§ Objective
Single out the lines of the material that contain "departamentos" and copy them.

§ Listed records

--- --- ---

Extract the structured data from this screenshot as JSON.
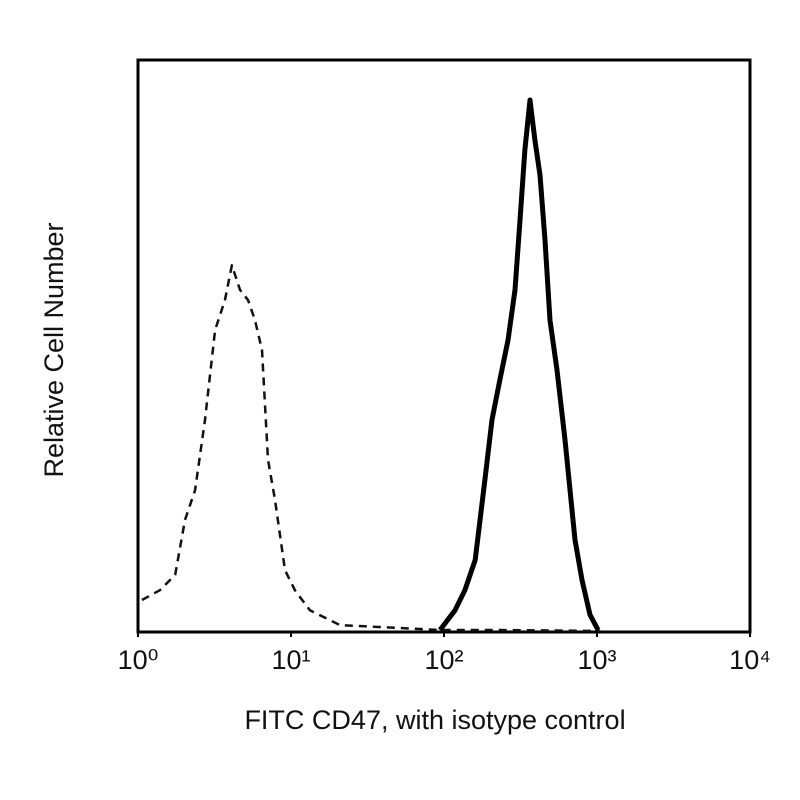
{
  "chart_data": {
    "type": "line",
    "x_label": "FITC CD47, with isotype control",
    "y_label": "Relative Cell Number",
    "xscale": "log",
    "xlim": [
      1,
      10000
    ],
    "xticks": [
      {
        "value": 1,
        "label": "10⁰"
      },
      {
        "value": 10,
        "label": "10¹"
      },
      {
        "value": 100,
        "label": "10²"
      },
      {
        "value": 1000,
        "label": "10³"
      },
      {
        "value": 10000,
        "label": "10⁴"
      }
    ],
    "ylim": [
      0,
      100
    ],
    "series": [
      {
        "color": "#111111",
        "dashed": true,
        "x": [
          1.06,
          1.39,
          1.75,
          2.03,
          2.36,
          2.74,
          3.19,
          3.7,
          4.11,
          4.64,
          5.24,
          5.82,
          6.46,
          7.07,
          7.86,
          9.14,
          10.6,
          13.3,
          20.9,
          51.5,
          94.2,
          232,
          1047
        ],
        "values": [
          5.6,
          7.3,
          10.0,
          19.6,
          24.8,
          37.1,
          52.8,
          58.0,
          64.1,
          59.8,
          58.0,
          54.5,
          49.3,
          30.1,
          23.1,
          10.8,
          7.3,
          3.8,
          1.2,
          0.7,
          0.35,
          0.35,
          0.17
        ]
      },
      {
        "color": "#000000",
        "dashed": false,
        "x": [
          94.2,
          118,
          137,
          160,
          185,
          206,
          232,
          262,
          291,
          314,
          338,
          365,
          393,
          424,
          457,
          493,
          548,
          618,
          718,
          798,
          900,
          1016
        ],
        "values": [
          0.35,
          3.8,
          7.3,
          12.6,
          26.6,
          37.1,
          44.1,
          51.0,
          59.8,
          72.0,
          84.3,
          93.0,
          86.0,
          79.9,
          68.5,
          54.5,
          45.8,
          33.6,
          16.1,
          9.1,
          3.0,
          0.35
        ]
      }
    ]
  }
}
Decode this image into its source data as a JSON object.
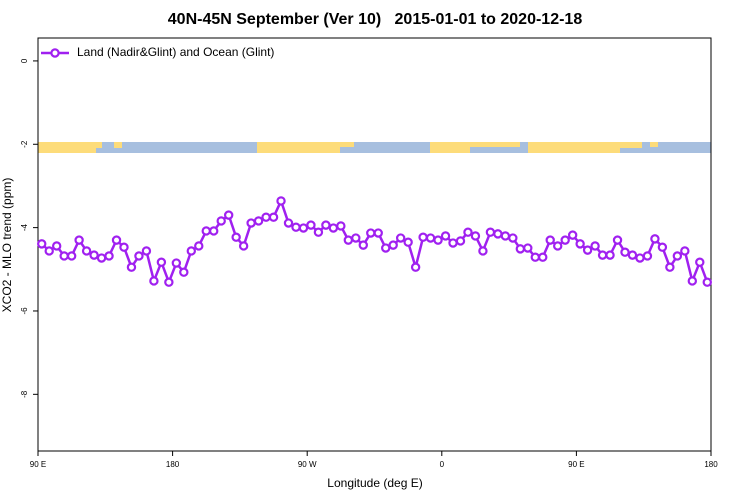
{
  "chart_data": {
    "type": "line",
    "title": "40N-45N September (Ver 10)   2015-01-01 to 2020-12-18",
    "xlabel": "Longitude (deg E)",
    "ylabel": "XCO2 - MLO trend (ppm)",
    "legend": "top-left",
    "xlim": [
      90,
      540
    ],
    "ylim": [
      -9.36,
      0.55
    ],
    "xticks": [
      {
        "value": 90,
        "label": "90 E"
      },
      180,
      {
        "value": 270,
        "label": "90 W"
      },
      {
        "value": 360,
        "label": "0"
      },
      {
        "value": 450,
        "label": "90 E"
      },
      {
        "value": 540,
        "label": "180"
      }
    ],
    "yticks": [
      0,
      -2,
      -4,
      -6,
      -8
    ],
    "x": [
      92.5,
      97.5,
      102.5,
      107.5,
      112.5,
      117.5,
      122.5,
      127.5,
      132.5,
      137.5,
      142.5,
      147.5,
      152.5,
      157.5,
      162.5,
      167.5,
      172.5,
      177.5,
      182.5,
      187.5,
      192.5,
      197.5,
      202.5,
      207.5,
      212.5,
      217.5,
      222.5,
      227.5,
      232.5,
      237.5,
      242.5,
      247.5,
      252.5,
      257.5,
      262.5,
      267.5,
      272.5,
      277.5,
      282.5,
      287.5,
      292.5,
      297.5,
      302.5,
      307.5,
      312.5,
      317.5,
      322.5,
      327.5,
      332.5,
      337.5,
      342.5,
      347.5,
      352.5,
      357.5,
      362.5,
      367.5,
      372.5,
      377.5,
      382.5,
      387.5,
      392.5,
      397.5,
      402.5,
      407.5,
      412.5,
      417.5,
      422.5,
      427.5,
      432.5,
      437.5,
      442.5,
      447.5,
      452.5,
      457.5,
      462.5,
      467.5,
      472.5,
      477.5,
      482.5,
      487.5,
      492.5,
      497.5,
      502.5,
      507.5,
      512.5,
      517.5,
      522.5,
      527.5,
      532.5,
      537.5
    ],
    "series": [
      {
        "name": "Land (Nadir&Glint) and Ocean (Glint)",
        "color": "#a020f0",
        "values": [
          -4.39,
          -4.56,
          -4.44,
          -4.68,
          -4.68,
          -4.3,
          -4.56,
          -4.66,
          -4.73,
          -4.68,
          -4.3,
          -4.47,
          -4.95,
          -4.68,
          -4.56,
          -5.28,
          -4.83,
          -5.31,
          -4.85,
          -5.07,
          -4.56,
          -4.44,
          -4.08,
          -4.08,
          -3.84,
          -3.7,
          -4.23,
          -4.44,
          -3.89,
          -3.84,
          -3.75,
          -3.75,
          -3.36,
          -3.89,
          -3.99,
          -4.01,
          -3.94,
          -4.11,
          -3.94,
          -4.01,
          -3.96,
          -4.3,
          -4.25,
          -4.42,
          -4.13,
          -4.13,
          -4.49,
          -4.42,
          -4.25,
          -4.35,
          -4.95,
          -4.23,
          -4.25,
          -4.3,
          -4.2,
          -4.37,
          -4.32,
          -4.11,
          -4.2,
          -4.56,
          -4.11,
          -4.15,
          -4.2,
          -4.25,
          -4.51,
          -4.49,
          -4.71,
          -4.71,
          -4.3,
          -4.44,
          -4.3,
          -4.18,
          -4.39,
          -4.54,
          -4.44,
          -4.66,
          -4.66,
          -4.3,
          -4.59,
          -4.66,
          -4.73,
          -4.68,
          -4.27,
          -4.47,
          -4.95,
          -4.68,
          -4.56,
          -5.28,
          -4.83,
          -5.31
        ]
      }
    ]
  }
}
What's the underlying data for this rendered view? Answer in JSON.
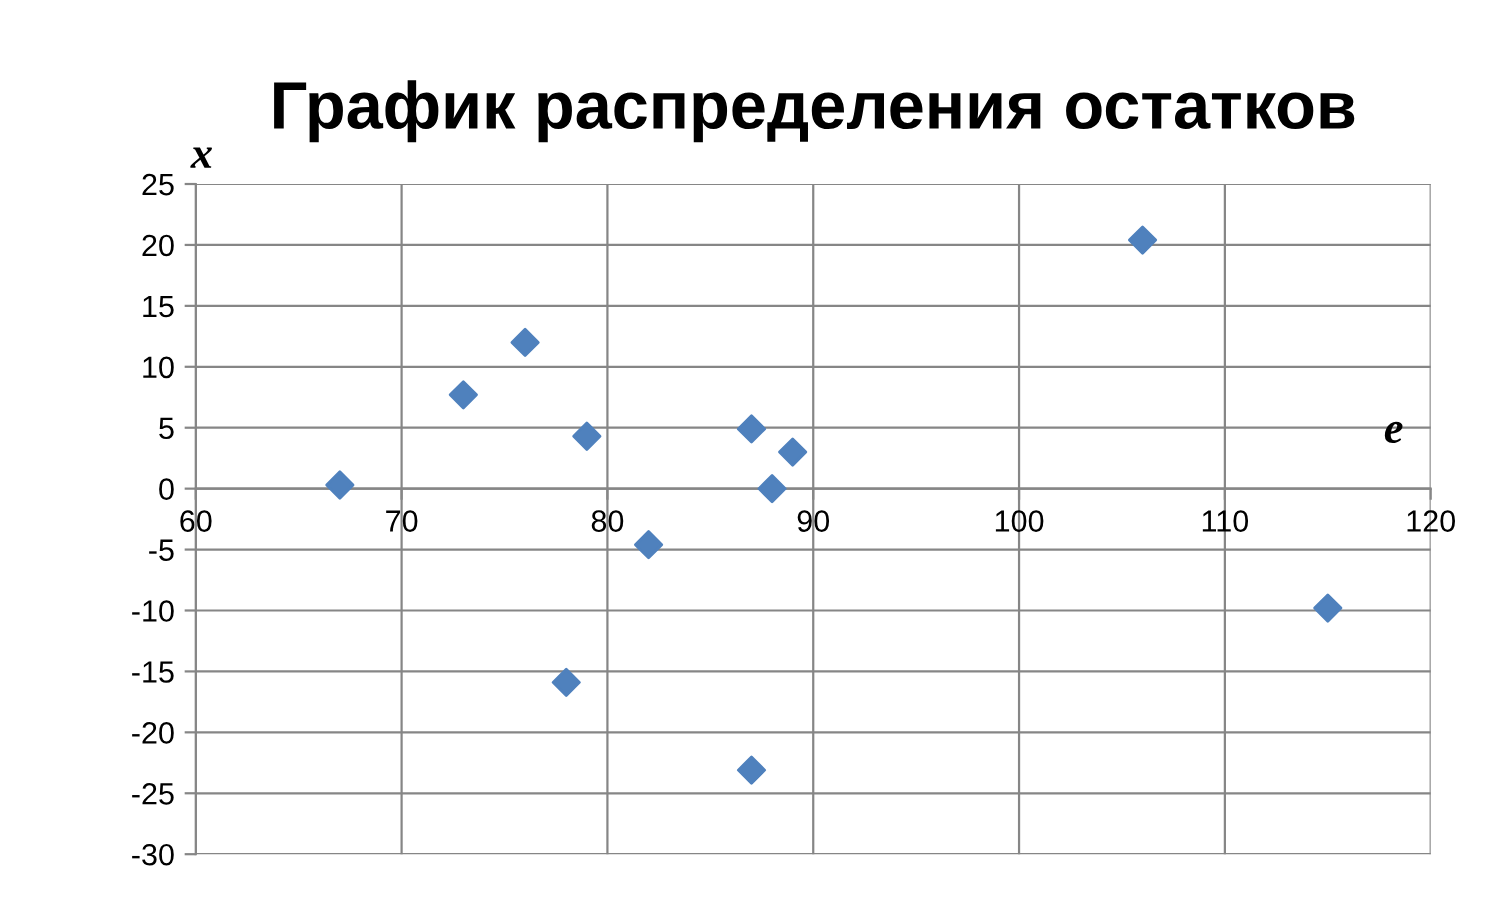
{
  "chart_data": {
    "type": "scatter",
    "title": "График распределения остатков",
    "xlabel": "e",
    "ylabel": "x",
    "series": [
      {
        "color": "#4f81bd",
        "x": [
          67,
          73,
          76,
          79,
          82,
          78,
          87,
          87,
          88,
          89,
          106,
          115
        ],
        "values": [
          0.3,
          7.7,
          12,
          4.3,
          -4.6,
          -15.9,
          4.9,
          -23.1,
          0,
          3,
          20.4,
          -9.8
        ]
      }
    ],
    "xlim": [
      60,
      120
    ],
    "xticks": [
      60,
      70,
      80,
      90,
      100,
      110,
      120
    ],
    "ylim": [
      -30,
      25
    ],
    "yticks": [
      -30,
      -25,
      -20,
      -15,
      -10,
      -5,
      0,
      5,
      10,
      15,
      20,
      25
    ],
    "grid": true,
    "marker": "diamond"
  }
}
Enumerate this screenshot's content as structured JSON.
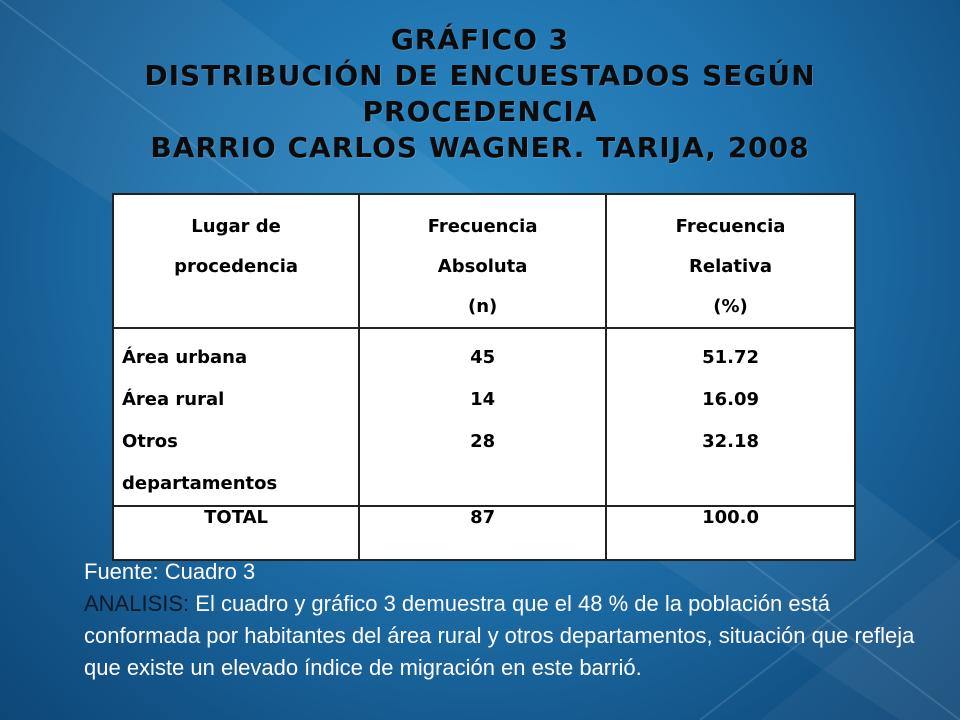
{
  "title": {
    "line1": "GRÁFICO 3",
    "line2": "DISTRIBUCIÓN DE ENCUESTADOS SEGÚN",
    "line3": "PROCEDENCIA",
    "line4": "BARRIO CARLOS WAGNER. TARIJA, 2008"
  },
  "table": {
    "headers": [
      [
        "Lugar de",
        "procedencia"
      ],
      [
        "Frecuencia",
        "Absoluta",
        "(n)"
      ],
      [
        "Frecuencia",
        "Relativa",
        "(%)"
      ]
    ],
    "places": [
      "Área urbana",
      "Área rural",
      "Otros",
      "departamentos"
    ],
    "absolute": [
      "45",
      "14",
      "28"
    ],
    "relative": [
      "51.72",
      "16.09",
      "32.18"
    ],
    "total": {
      "label": "TOTAL",
      "absolute": "87",
      "relative": "100.0"
    }
  },
  "footer": {
    "source": "Fuente: Cuadro 3",
    "analysis_label": "ANALISIS:",
    "analysis_text": " El cuadro y gráfico 3 demuestra que el 48 % de la población está conformada por habitantes del área rural y otros departamentos, situación que refleja que existe un elevado índice de migración en este barrió."
  }
}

--- --- ---

§ Expected answer
      "departamentos"
    "analysis_text": " El cuadro y gráfico 3 demuestra que el 48 % de la población está conformada por habitantes del área rural y otros departamentos, situación que refleja que existe un elevado índice de migración en este barrió."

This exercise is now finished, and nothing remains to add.